In the entries below, reproduce every line from the one containing "- close-paren: ): [87, 421, 98, 441]" up to and including the one containing "- whitespace-dot: ·: [335, 97, 346, 117]", character for character.
Start of Stored records
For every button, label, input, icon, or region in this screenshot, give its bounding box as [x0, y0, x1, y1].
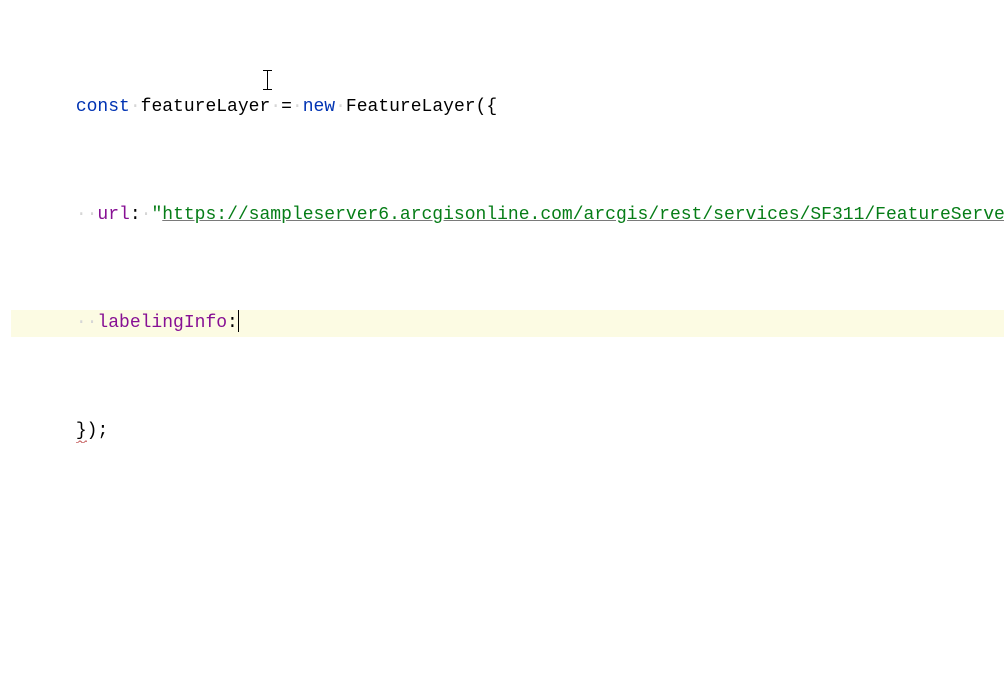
- close-paren: ): [87, 421, 98, 441]
- code-line-2[interactable]: ··url:·"https://sampleserver6.arcgisonli…: [11, 202, 1004, 229]
- equals-operator: =: [281, 97, 292, 117]
- keyword-const: const: [76, 97, 130, 117]
- open-brace: {: [486, 97, 497, 117]
- colon: :: [130, 205, 141, 225]
- semicolon: ;: [97, 421, 108, 441]
- indent-dots: ··: [76, 205, 98, 225]
- whitespace-dot: ·: [292, 97, 303, 117]
- open-paren: (: [476, 97, 487, 117]
- property-url: url: [97, 205, 129, 225]
- code-line-4[interactable]: });: [11, 418, 1004, 445]
- whitespace-dot: ·: [335, 97, 346, 117]
- whitespace-dot: ·: [141, 205, 152, 225]
- code-editor[interactable]: const·featureLayer·=·new·FeatureLayer({ …: [0, 0, 1004, 499]
- indent-dots: ··: [76, 313, 98, 333]
- keyword-new: new: [303, 97, 335, 117]
- string-quote-open: ": [151, 205, 162, 225]
- colon: :: [227, 313, 238, 333]
- class-name: FeatureLayer: [346, 97, 476, 117]
- url-string[interactable]: https://sampleserver6.arcgisonline.com/a…: [162, 205, 1004, 225]
- text-caret: [238, 310, 239, 332]
- code-line-1[interactable]: const·featureLayer·=·new·FeatureLayer({: [11, 94, 1004, 121]
- whitespace-dot: ·: [130, 97, 141, 117]
- whitespace-dot: ·: [270, 97, 281, 117]
- property-labelinginfo: labelingInfo: [97, 313, 227, 333]
- close-brace: }: [76, 421, 87, 443]
- variable-name: featureLayer: [141, 97, 271, 117]
- code-line-3[interactable]: ··labelingInfo:: [11, 310, 1004, 337]
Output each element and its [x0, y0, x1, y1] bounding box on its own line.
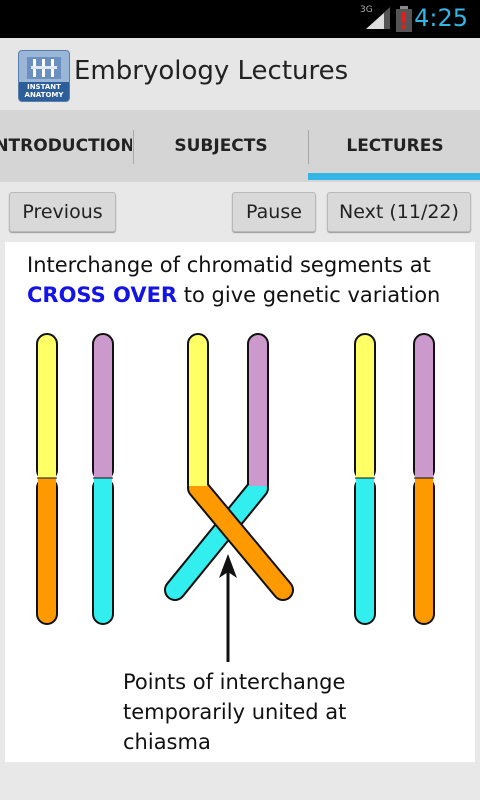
chromatid-right-2 [413, 333, 435, 625]
caption-line-1: Interchange of chromatid segments at [27, 253, 431, 277]
selected-tab-indicator [308, 173, 480, 180]
chromatid-left-2 [92, 333, 114, 625]
caption-highlight: CROSS OVER [27, 283, 178, 307]
tab-divider [308, 130, 309, 164]
skeleton-icon [27, 57, 61, 79]
status-bar: 3G 4:25 [0, 0, 480, 38]
app-title: Embryology Lectures [74, 56, 349, 86]
bottom-area [0, 762, 480, 800]
caption-line-2: CROSS OVER to give genetic variation [27, 280, 467, 310]
slide-caption: Interchange of chromatid segments at CRO… [27, 250, 467, 310]
pause-button[interactable]: Pause [232, 192, 316, 232]
lecture-controls: Previous Pause Next (11/22) [0, 182, 480, 242]
next-button[interactable]: Next (11/22) [327, 192, 471, 232]
signal-icon [366, 7, 390, 29]
note-line-3: chiasma [123, 730, 211, 754]
chiasma-note: Points of interchange temporarily united… [123, 667, 383, 757]
caption-rest: to give genetic variation [177, 283, 441, 307]
app-icon-band: INSTANT ANATOMY [19, 82, 69, 101]
tab-subjects[interactable]: SUBJECTS [134, 110, 308, 182]
lecture-slide: Interchange of chromatid segments at CRO… [5, 242, 475, 762]
chiasma-arrow [219, 554, 237, 662]
clock: 4:25 [414, 4, 468, 32]
note-line-1: Points of interchange [123, 670, 346, 694]
app-icon-text-2: ANATOMY [24, 91, 64, 99]
note-line-2: temporarily united at [123, 700, 347, 724]
chromatid-left-1 [36, 333, 58, 625]
tab-introduction[interactable]: INTRODUCTION [0, 110, 132, 182]
tab-lectures[interactable]: LECTURES [310, 110, 480, 182]
chromatid-cross-1 [164, 333, 294, 601]
battery-alert-icon [396, 6, 412, 32]
app-icon-text-1: INSTANT [27, 83, 61, 91]
chromatid-right-1 [354, 333, 376, 625]
action-bar: INSTANT ANATOMY Embryology Lectures [0, 38, 480, 110]
previous-button[interactable]: Previous [9, 192, 116, 232]
tab-bar: INTRODUCTION SUBJECTS LECTURES [0, 110, 480, 182]
app-icon[interactable]: INSTANT ANATOMY [18, 50, 70, 102]
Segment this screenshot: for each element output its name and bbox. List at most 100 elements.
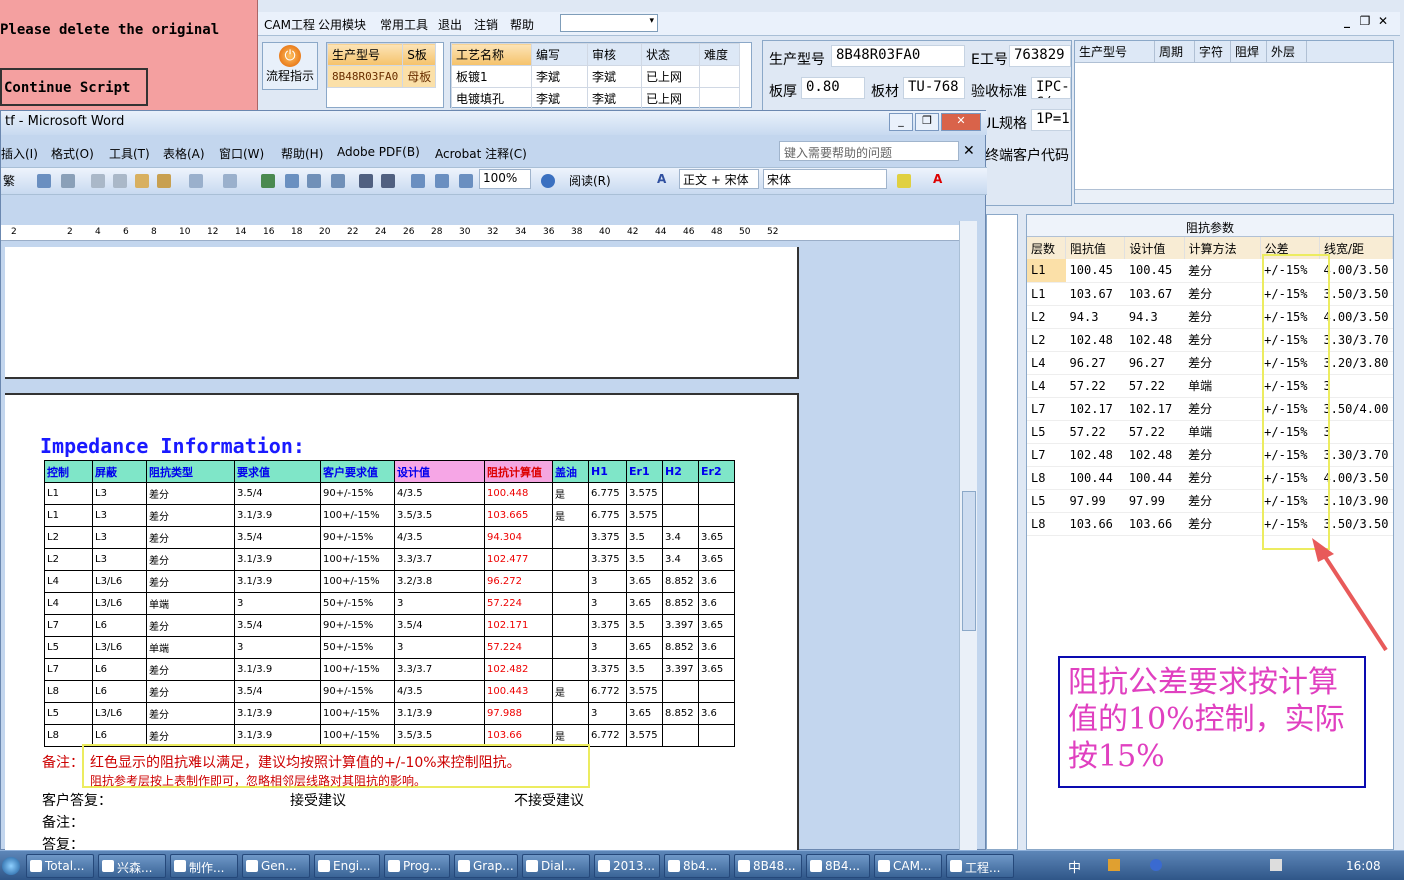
table-row: L1 L3 差分 3.1/3.9 100+/-15% 3.5/3.5 103.665 是 6.7… [44,504,735,527]
cell [698,504,735,527]
ime-indicator[interactable]: 中 [1068,857,1081,876]
cell: 100.443 [484,680,553,703]
menu-help[interactable]: 帮助(H) [281,145,323,162]
show-hide-icon[interactable] [435,174,449,188]
cell [698,482,735,505]
taskbar-item[interactable]: 8B48... [734,854,802,878]
taskbar-item[interactable]: Grap... [454,854,518,878]
menu-format[interactable]: 格式(O) [51,145,94,162]
taskbar-item[interactable]: 8B4... [806,854,870,878]
table-row: L8 L6 差分 3.5/4 90+/-15% 4/3.5 100.443 是 6.772 3.5… [44,680,735,703]
menu-acrobat-comment[interactable]: Acrobat 注释(C) [435,145,527,162]
cell: 3.1/3.9 [234,658,321,681]
spellcheck-icon[interactable] [37,174,51,188]
taskbar-item[interactable]: 8b4... [664,854,730,878]
cell: 3.1/3.9 [234,570,321,593]
hyperlink-icon[interactable] [261,174,275,188]
cell: L5 [44,636,93,659]
read-mode-button[interactable]: 阅读(R) [569,172,611,192]
zoom-select[interactable]: 100% [479,169,531,189]
ruler-tick-label: 18 [291,227,303,237]
undo-icon[interactable] [189,174,203,188]
taskbar-item[interactable]: 2013... [594,854,660,878]
close-icon[interactable]: ✕ [941,113,981,131]
drawing-icon[interactable] [381,174,395,188]
cell: 差分 [146,570,235,593]
cell: 57.224 [484,592,553,615]
cell: 3.575 [626,724,663,747]
columns-icon[interactable] [359,174,373,188]
format-painter-icon[interactable] [157,174,171,188]
network-icon[interactable] [1108,859,1120,871]
app-icon [388,860,400,872]
close-icon[interactable]: ✕ [963,143,975,159]
cell [698,680,735,703]
minimize-icon[interactable]: _ [889,113,913,131]
cell: L5 [44,702,93,725]
cell: 是 [552,482,589,505]
cell: 差分 [146,482,235,505]
style-select[interactable]: 正文 + 宋体 [679,169,759,189]
cell: 3.375 [588,548,627,571]
taskbar-item[interactable]: Dial... [522,854,590,878]
ruler-tick-label: 38 [571,227,583,237]
insert-table-icon[interactable] [307,174,321,188]
taskbar-item[interactable]: CAM... [874,854,942,878]
menu-tools[interactable]: 工具(T) [109,145,150,162]
taskbar-item[interactable]: 兴森... [98,854,166,878]
tables-borders-icon[interactable] [285,174,299,188]
insert-excel-icon[interactable] [331,174,345,188]
cell: 3.5/4 [234,482,321,505]
cut-icon[interactable] [91,174,105,188]
clock[interactable]: 16:08 [1346,859,1381,873]
copy-icon[interactable] [113,174,127,188]
accept-option: 接受建议 [290,793,346,809]
menu-window[interactable]: 窗口(W) [219,145,264,162]
font-select[interactable]: 宋体 [763,169,887,189]
taskbar-item[interactable]: Engi... [314,854,380,878]
horizontal-ruler[interactable]: 2 2 4 6 8 10 12 14 16 18 20 22 24 26 28 30 32 34 36 38 40 42 4… [1,225,959,241]
ruler-tick-label: 30 [459,227,471,237]
taskbar-item[interactable]: 制作... [170,854,238,878]
restore-icon[interactable]: ❐ [915,113,939,131]
paste-icon[interactable] [135,174,149,188]
cell: 差分 [146,614,235,637]
cell: L6 [92,614,147,637]
traditional-chinese-icon[interactable]: 繁 [3,172,15,192]
taskbar-item[interactable]: Prog... [384,854,450,878]
cell: L3/L6 [92,592,147,615]
help-icon[interactable] [541,174,555,188]
font-color-icon[interactable]: A [933,172,942,192]
taskbar-item[interactable]: Total... [26,854,94,878]
document-map-icon[interactable] [411,174,425,188]
paragraph-mark-icon[interactable] [459,174,473,188]
taskbar-item[interactable]: 工程... [946,854,1014,878]
redo-icon[interactable] [223,174,237,188]
help-icon[interactable] [1150,859,1162,871]
menu-adobe-pdf[interactable]: Adobe PDF(B) [337,145,420,159]
menu-insert[interactable]: 插入(I) [1,145,38,162]
research-icon[interactable] [61,174,75,188]
vertical-scrollbar[interactable] [959,221,977,851]
ruler-tick-label: 44 [655,227,667,237]
styles-icon[interactable]: A [657,172,666,192]
cell: 3 [588,570,627,593]
ruler-tick-label: 2 [11,227,17,237]
cell: 3.397 [662,614,699,637]
cell: 50+/-15% [320,592,395,615]
highlight-icon[interactable] [897,174,911,188]
cell: L8 [44,680,93,703]
help-search-input[interactable]: 键入需要帮助的问题 [779,141,959,161]
cell: 3 [394,592,485,615]
scroll-thumb[interactable] [962,491,976,631]
cell: 3 [588,702,627,725]
taskbar-item[interactable]: Gen... [242,854,310,878]
app-icon [950,860,962,872]
cell: 100+/-15% [320,702,395,725]
table-row: L2 L3 差分 3.5/4 90+/-15% 4/3.5 94.304 3.375 3.5 3.… [44,526,735,549]
menu-table[interactable]: 表格(A) [163,145,205,162]
arrow-line [1320,550,1388,652]
start-icon[interactable] [2,857,20,875]
col-header: 盖油 [552,460,589,483]
volume-icon[interactable] [1270,859,1282,871]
End of Stored records
§ **Task result**:
- close-paren: ): [87, 421, 98, 441]
- code-line-2[interactable]: ··url:·"https://sampleserver6.arcgisonli…: [11, 202, 1004, 229]
- equals-operator: =: [281, 97, 292, 117]
- keyword-const: const: [76, 97, 130, 117]
- open-brace: {: [486, 97, 497, 117]
- colon: :: [130, 205, 141, 225]
- semicolon: ;: [97, 421, 108, 441]
- indent-dots: ··: [76, 205, 98, 225]
- whitespace-dot: ·: [292, 97, 303, 117]
- open-paren: (: [476, 97, 487, 117]
- property-url: url: [97, 205, 129, 225]
- code-line-4[interactable]: });: [11, 418, 1004, 445]
- whitespace-dot: ·: [335, 97, 346, 117]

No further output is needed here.